[Start]
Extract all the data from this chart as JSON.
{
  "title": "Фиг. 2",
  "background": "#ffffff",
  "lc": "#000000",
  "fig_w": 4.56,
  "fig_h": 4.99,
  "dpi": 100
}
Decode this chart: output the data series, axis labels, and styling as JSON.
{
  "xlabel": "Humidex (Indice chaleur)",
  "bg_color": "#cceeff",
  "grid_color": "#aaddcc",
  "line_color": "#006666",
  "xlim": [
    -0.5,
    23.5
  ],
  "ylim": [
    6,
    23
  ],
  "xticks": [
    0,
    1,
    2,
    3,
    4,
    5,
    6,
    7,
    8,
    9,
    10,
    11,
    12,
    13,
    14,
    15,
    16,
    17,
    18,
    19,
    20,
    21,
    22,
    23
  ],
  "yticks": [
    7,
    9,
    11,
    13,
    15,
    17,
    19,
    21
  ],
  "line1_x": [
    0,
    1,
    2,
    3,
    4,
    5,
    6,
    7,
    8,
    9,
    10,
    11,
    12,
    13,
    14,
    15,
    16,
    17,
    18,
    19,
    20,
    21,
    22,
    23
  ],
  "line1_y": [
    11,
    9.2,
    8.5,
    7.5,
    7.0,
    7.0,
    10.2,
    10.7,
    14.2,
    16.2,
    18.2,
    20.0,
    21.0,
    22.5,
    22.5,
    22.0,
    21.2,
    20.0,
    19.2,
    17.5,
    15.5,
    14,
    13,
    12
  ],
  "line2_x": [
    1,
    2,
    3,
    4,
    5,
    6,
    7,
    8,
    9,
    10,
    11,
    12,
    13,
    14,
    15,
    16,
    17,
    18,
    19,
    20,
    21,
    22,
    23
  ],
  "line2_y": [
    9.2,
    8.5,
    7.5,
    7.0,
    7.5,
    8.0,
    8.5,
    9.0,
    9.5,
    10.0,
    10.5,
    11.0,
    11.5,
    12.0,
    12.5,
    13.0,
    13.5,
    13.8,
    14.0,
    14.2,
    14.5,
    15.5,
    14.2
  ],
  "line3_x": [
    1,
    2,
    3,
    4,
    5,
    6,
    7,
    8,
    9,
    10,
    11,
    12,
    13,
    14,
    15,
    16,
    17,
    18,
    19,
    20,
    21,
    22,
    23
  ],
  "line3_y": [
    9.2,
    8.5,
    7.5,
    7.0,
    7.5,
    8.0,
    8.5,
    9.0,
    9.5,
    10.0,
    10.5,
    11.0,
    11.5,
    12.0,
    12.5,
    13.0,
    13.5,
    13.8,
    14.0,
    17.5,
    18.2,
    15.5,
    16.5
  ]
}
[End]
→ Your task
Repeat the listing exactly, from its first line to its last.

→ Full answer
Extract all the data from this chart as JSON.
{
  "title": "Фиг. 2",
  "background": "#ffffff",
  "lc": "#000000",
  "fig_w": 4.56,
  "fig_h": 4.99,
  "dpi": 100
}
Decode this chart: output the data series, axis labels, and styling as JSON.
{
  "xlabel": "Humidex (Indice chaleur)",
  "bg_color": "#cceeff",
  "grid_color": "#aaddcc",
  "line_color": "#006666",
  "xlim": [
    -0.5,
    23.5
  ],
  "ylim": [
    6,
    23
  ],
  "xticks": [
    0,
    1,
    2,
    3,
    4,
    5,
    6,
    7,
    8,
    9,
    10,
    11,
    12,
    13,
    14,
    15,
    16,
    17,
    18,
    19,
    20,
    21,
    22,
    23
  ],
  "yticks": [
    7,
    9,
    11,
    13,
    15,
    17,
    19,
    21
  ],
  "line1_x": [
    0,
    1,
    2,
    3,
    4,
    5,
    6,
    7,
    8,
    9,
    10,
    11,
    12,
    13,
    14,
    15,
    16,
    17,
    18,
    19,
    20,
    21,
    22,
    23
  ],
  "line1_y": [
    11,
    9.2,
    8.5,
    7.5,
    7.0,
    7.0,
    10.2,
    10.7,
    14.2,
    16.2,
    18.2,
    20.0,
    21.0,
    22.5,
    22.5,
    22.0,
    21.2,
    20.0,
    19.2,
    17.5,
    15.5,
    14,
    13,
    12
  ],
  "line2_x": [
    1,
    2,
    3,
    4,
    5,
    6,
    7,
    8,
    9,
    10,
    11,
    12,
    13,
    14,
    15,
    16,
    17,
    18,
    19,
    20,
    21,
    22,
    23
  ],
  "line2_y": [
    9.2,
    8.5,
    7.5,
    7.0,
    7.5,
    8.0,
    8.5,
    9.0,
    9.5,
    10.0,
    10.5,
    11.0,
    11.5,
    12.0,
    12.5,
    13.0,
    13.5,
    13.8,
    14.0,
    14.2,
    14.5,
    15.5,
    14.2
  ],
  "line3_x": [
    1,
    2,
    3,
    4,
    5,
    6,
    7,
    8,
    9,
    10,
    11,
    12,
    13,
    14,
    15,
    16,
    17,
    18,
    19,
    20,
    21,
    22,
    23
  ],
  "line3_y": [
    9.2,
    8.5,
    7.5,
    7.0,
    7.5,
    8.0,
    8.5,
    9.0,
    9.5,
    10.0,
    10.5,
    11.0,
    11.5,
    12.0,
    12.5,
    13.0,
    13.5,
    13.8,
    14.0,
    17.5,
    18.2,
    15.5,
    16.5
  ]
}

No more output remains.